» Work to complete
Collect every line of the records below that contains the word "قطاى".

================================

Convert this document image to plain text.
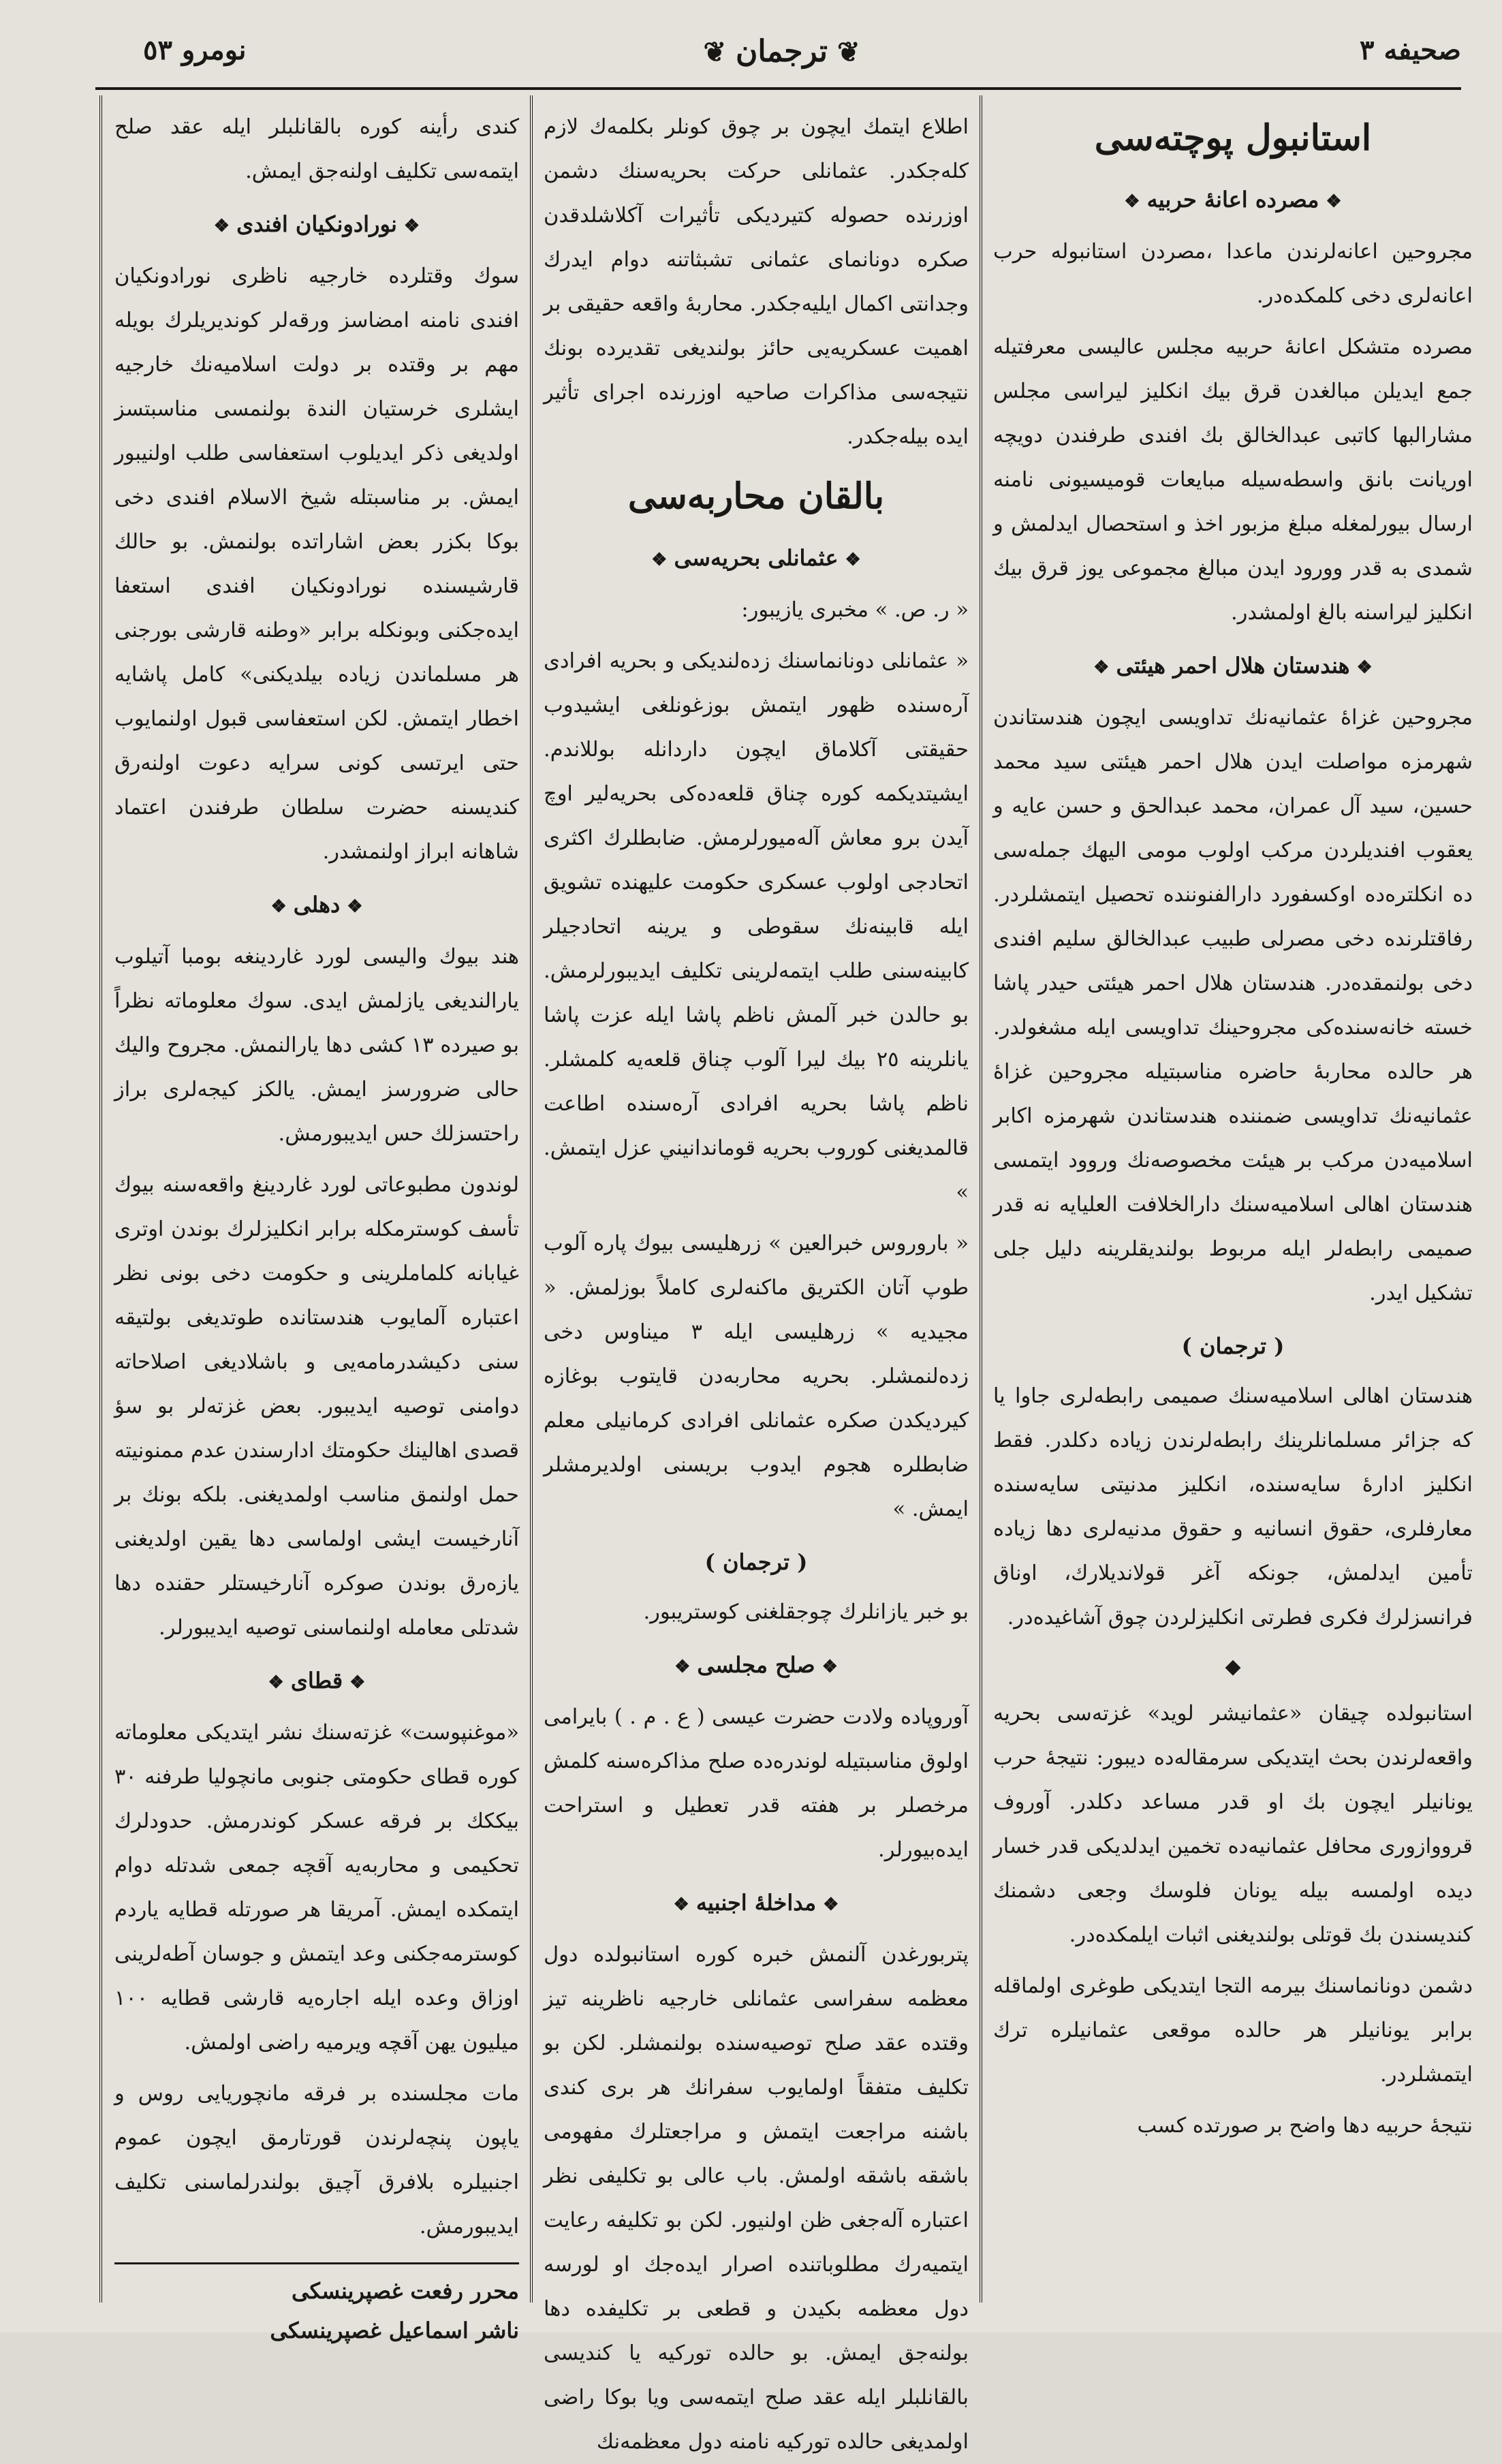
صحيفه ٣
❦ ترجمان ❦
نومرو ٥٣
استانبول پوچته‌سى
❖ مصرده اعانهٔ حربيه ❖

مجروحين اعانه‌لرندن ماعدا ،مصردن استانبوله حرب اعانه‌لرى دخى كلمكده‌در.

مصرده متشكل اعانهٔ حربيه مجلس عاليسى معرفتيله جمع ايديلن مبالغدن قرق بيك انكليز ليراسى مجلس مشارالبها كاتبى عبدالخالق بك افندى طرفندن دويچه اوريانت بانق واسطه‌سيله مبايعات قوميسيونى نامنه ارسال بيورلمغله مبلغ مزبور اخذ و استحصال ايدلمش و شمدى به قدر وورود ايدن مبالغ مجموعى يوز قرق بيك انكليز ليراسنه بالغ اولمشدر.

❖ هندستان هلال احمر هيئتى ❖

مجروحين غزاهٔ عثمانيه‌نك تداويسى ايچون هندستاندن شهرمزه مواصلت ايدن هلال احمر هيئتى سيد محمد حسين، سيد آل عمران، محمد عبدالحق و حسن عايه و يعقوب افنديلردن مركب اولوب مومى اليهك جمله‌سى ده انكلتره‌ده اوكسفورد دارالفنوننده تحصيل ايتمشلردر. رفاقتلرنده دخى مصرلى طبيب عبدالخالق سليم افندى دخى بولنمقده‌در. هندستان هلال احمر هيئتى حيدر پاشا خسته خانه‌سنده‌كى مجروحينك تداويسى ايله مشغولدر. هر حالده محاربهٔ حاضره مناسبتيله مجروحين غزاهٔ عثمانيه‌نك تداويسى ضمننده هندستاندن شهرمزه اكابر اسلاميه‌دن مركب بر هيئت مخصوصه‌نك وروود ايتمسى هندستان اهالى اسلاميه‌سنك دارالخلافت العليايه نه قدر صميمى رابطه‌لر ايله مربوط بولنديقلرينه دليل جلى تشكيل ايدر.

( ترجمان )

هندستان اهالى اسلاميه‌سنك صميمى رابطه‌لرى جاوا يا كه جزائر مسلمانلرينك رابطه‌لرندن زياده دكلدر. فقط انكليز ادارهٔ سايه‌سنده، انكليز مدنيتى سايه‌سنده معارفلرى، حقوق انسانيه و حقوق مدنيه‌لرى دها زياده تأمين ايدلمش، جونكه آغر قولانديلارك، اوناق فرانسزلرك فكرى فطرتى انكليزلردن چوق آشاغيده‌در.

◆

استانبولده چيقان «عثمانيشر لويد» غزته‌سى بحريه واقعه‌لرندن بحث ايتديكى سرمقاله‌ده ديبور: نتيجهٔ حرب يونانيلر ايچون بك او قدر مساعد دكلدر. آوروف قرووازورى محافل عثمانيه‌ده تخمين ايدلديكى قدر خسار ديده اولمسه بيله يونان فلوسك وجعى دشمنك كنديسندن بك قوتلى بولنديغنى اثبات ايلمكده‌در.

دشمن دونانماسنك بيرمه التجا ايتديكى طوغرى اولماقله برابر يونانيلر هر حالده موقعى عثمانيلره ترك ايتمشلردر.

نتيجهٔ حربيه دها واضح بر صورتده كسب

اطلاع ايتمك ايچون بر چوق كونلر بكلمه‌ك لازم كله‌جكدر. عثمانلى حركت بحريه‌سنك دشمن اوزرنده حصوله كتيرديكى تأثيرات آكلاشلدقدن صكره دونانماى عثمانى تشبثاتنه دوام ايدرك وجدانتى اكمال ايليه‌جكدر. محاربهٔ واقعه حقيقى بر اهميت عسكريه‌يى حائز بولنديغى تقديرده بونك نتيجه‌سى مذاكرات صاحيه اوزرنده اجراى تأثير ايده بيله‌جكدر.

بالقان محاربه‌سى
❖ عثمانلى بحريه‌سى ❖

« ر. ص. » مخبرى يازيبور:

« عثمانلى دونانماسنك زده‌لنديكى و بحريه افرادى آره‌سنده ظهور ايتمش بوزغونلغى ايشيدوب حقيقتى آكلاماق ايچون داردانله بوللاندم. ايشيتديكمه كوره چناق قلعه‌ده‌كى بحريه‌لير اوچ آيدن برو معاش آله‌ميورلرمش. ضابطلرك اكثرى اتحادجى اولوب عسكرى حكومت عليهنده تشويق ايله قابينه‌نك سقوطى و يرينه اتحادجيلر كابينه‌سنى طلب ايتمه‌لرينى تكليف ايديبورلرمش. بو حالدن خبر آلمش ناظم پاشا ايله عزت پاشا يانلرينه ٢٥ بيك ليرا آلوب چناق قلعه‌يه كلمشلر. ناظم پاشا بحريه افرادى آره‌سنده اطاعت قالمديغنى كوروب بحريه قوماندانيني عزل ايتمش. »

« باروروس خبرالعين » زرهليسى بيوك پاره آلوب طوپ آتان الكتريق ماكنه‌لرى كاملاً بوزلمش. « مجيديه » زرهليسى ايله ٣ ميناوس دخى زده‌لنمشلر. بحريه محاربه‌دن قايتوب بوغازه كيرديكدن صكره عثمانلى افرادى كرمانيلى معلم ضابطلره هجوم ايدوب بريسنى اولديرمشلر ايمش. »

( ترجمان )

بو خبر يازانلرك چوجقلغنى كوستريبور.

❖ صلح مجلسى ❖

آوروپاده ولادت حضرت عيسى ( ع . م . ) بايرامى اولوق مناسبتيله لوندره‌ده صلح مذاكره‌سنه كلمش مرخصلر بر هفته قدر تعطيل و استراحت ايده‌بيورلر.

❖ مداخلهٔ اجنبيه ❖

پتربورغدن آلنمش خبره كوره استانبولده دول معظمه سفراسى عثمانلى خارجيه ناظرينه تيز وقتده عقد صلح توصيه‌سنده بولنمشلر. لكن بو تكليف متفقاً اولمايوب سفرانك هر برى كندى باشنه مراجعت ايتمش و مراجعتلرك مفهومى باشقه باشقه اولمش. باب عالى بو تكليفى نظر اعتباره آله‌جغى ظن اولنيور. لكن بو تكليفه رعايت ايتميه‌رك مطلوباتنده اصرار ايده‌جك او لورسه دول معظمه بكيدن و قطعى بر تكليفده دها بولنه‌جق ايمش. بو حالده توركيه يا كنديسى بالقانلبلر ايله عقد صلح ايتمه‌سى ويا بوكا راضى اولمديغى حالده توركيه نامنه دول معظمه‌نك

كندى رأينه كوره بالقانلبلر ايله عقد صلح ايتمه‌سى تكليف اولنه‌جق ايمش.

❖ نورادونكيان افندى ❖

سوك وقتلرده خارجيه ناظرى نورادونكيان افندى نامنه امضاسز ورقه‌لر كونديريلرك بويله مهم بر وقتده بر دولت اسلاميه‌نك خارجيه ايشلرى خرستيان الندة بولنمسى مناسبتسز اولديغى ذكر ايديلوب استعفاسى طلب اولنيبور ايمش. بر مناسبتله شيخ الاسلام افندى دخى بوكا بكزر بعض اشاراتده بولنمش. بو حالك قارشيسنده نورادونكيان افندى استعفا ايده‌جكنى وبونكله برابر «وطنه قارشى بورجنى هر مسلماندن زياده بيلديكنى» كامل پاشايه اخطار ايتمش. لكن استعفاسى قبول اولنمايوب حتى ايرتسى كونى سرايه دعوت اولنه‌رق كنديسنه حضرت سلطان طرفندن اعتماد شاهانه ابراز اولنمشدر.

❖ دهلى ❖

هند بيوك واليسى لورد غاردينغه بومبا آتيلوب يارالنديغى يازلمش ايدى. سوك معلوماته نظراً بو صيرده ١٣ كشى دها يارالنمش. مجروح واليك حالى ضرورسز ايمش. يالكز كيجه‌لرى براز راحتسزلك حس ايديبورمش.

لوندون مطبوعاتى لورد غاردينغ واقعه‌سنه بيوك تأسف كوسترمكله برابر انكليزلرك بوندن اوترى غيابانه كلماملرينى و حكومت دخى بونى نظر اعتباره آلمايوب هندستانده طوتديغى بولتيقه سنى دكيشدرمامه‌يى و باشلاديغى اصلاحاته دوامنى توصيه ايديبور. بعض غزته‌لر بو سؤ قصدى اهالينك حكومتك ادارسندن عدم ممنونيته حمل اولنمق مناسب اولمديغنى. بلكه بونك بر آنارخيست ايشى اولماسى دها يقين اولديغنى يازه‌رق بوندن صوكره آنارخيستلر حقنده دها شدتلى معامله اولنماسنى توصيه ايديبورلر.

❖ قطاى ❖

«موغنپوست» غزته‌سنك نشر ايتديكى معلوماته كوره قطاى حكومتى جنوبى مانچوليا طرفنه ٣٠ بيككك بر فرقه عسكر كوندرمش. حدودلرك تحكيمى و محاربه‌يه آقچه جمعى شدتله دوام ايتمكده ايمش. آمريقا هر صورتله قطايه ياردم كوسترمه‌جكنى وعد ايتمش و جوسان آطه‌لرينى اوزاق وعده ايله اجاره‌يه قارشى قطايه ١٠٠ ميليون يهن آقچه ويرميه راضى اولمش.

مات مجلسنده بر فرقه مانچوريايى روس و ياپون پنچه‌لرندن قورتارمق ايچون عموم اجنبيلره بلافرق آچيق بولندرلماسنى تكليف ايديبورمش.

محرر رفعت غصپرينسكى
ناشر اسماعيل غصپرينسكى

================================

» Result of the task
❖ قطاى ❖
«موغنپوست» غزته‌سنك نشر ايتديكى معلوماته كوره قطاى حكومتى جنوبى مانچوليا طرفنه ٣٠ بيككك بر فرقه عسكر كوندرمش. حدودلرك تحكيمى و محاربه‌يه آقچه جمعى شدتله دوام ايتمكده ايمش. آمريقا هر صورتله قطايه ياردم كوسترمه‌جكنى وعد ايتمش و جوسان آطه‌لرينى اوزاق وعده ايله اجاره‌يه قارشى قطايه ١٠٠ ميليون يهن آقچه ويرميه راضى اولمش.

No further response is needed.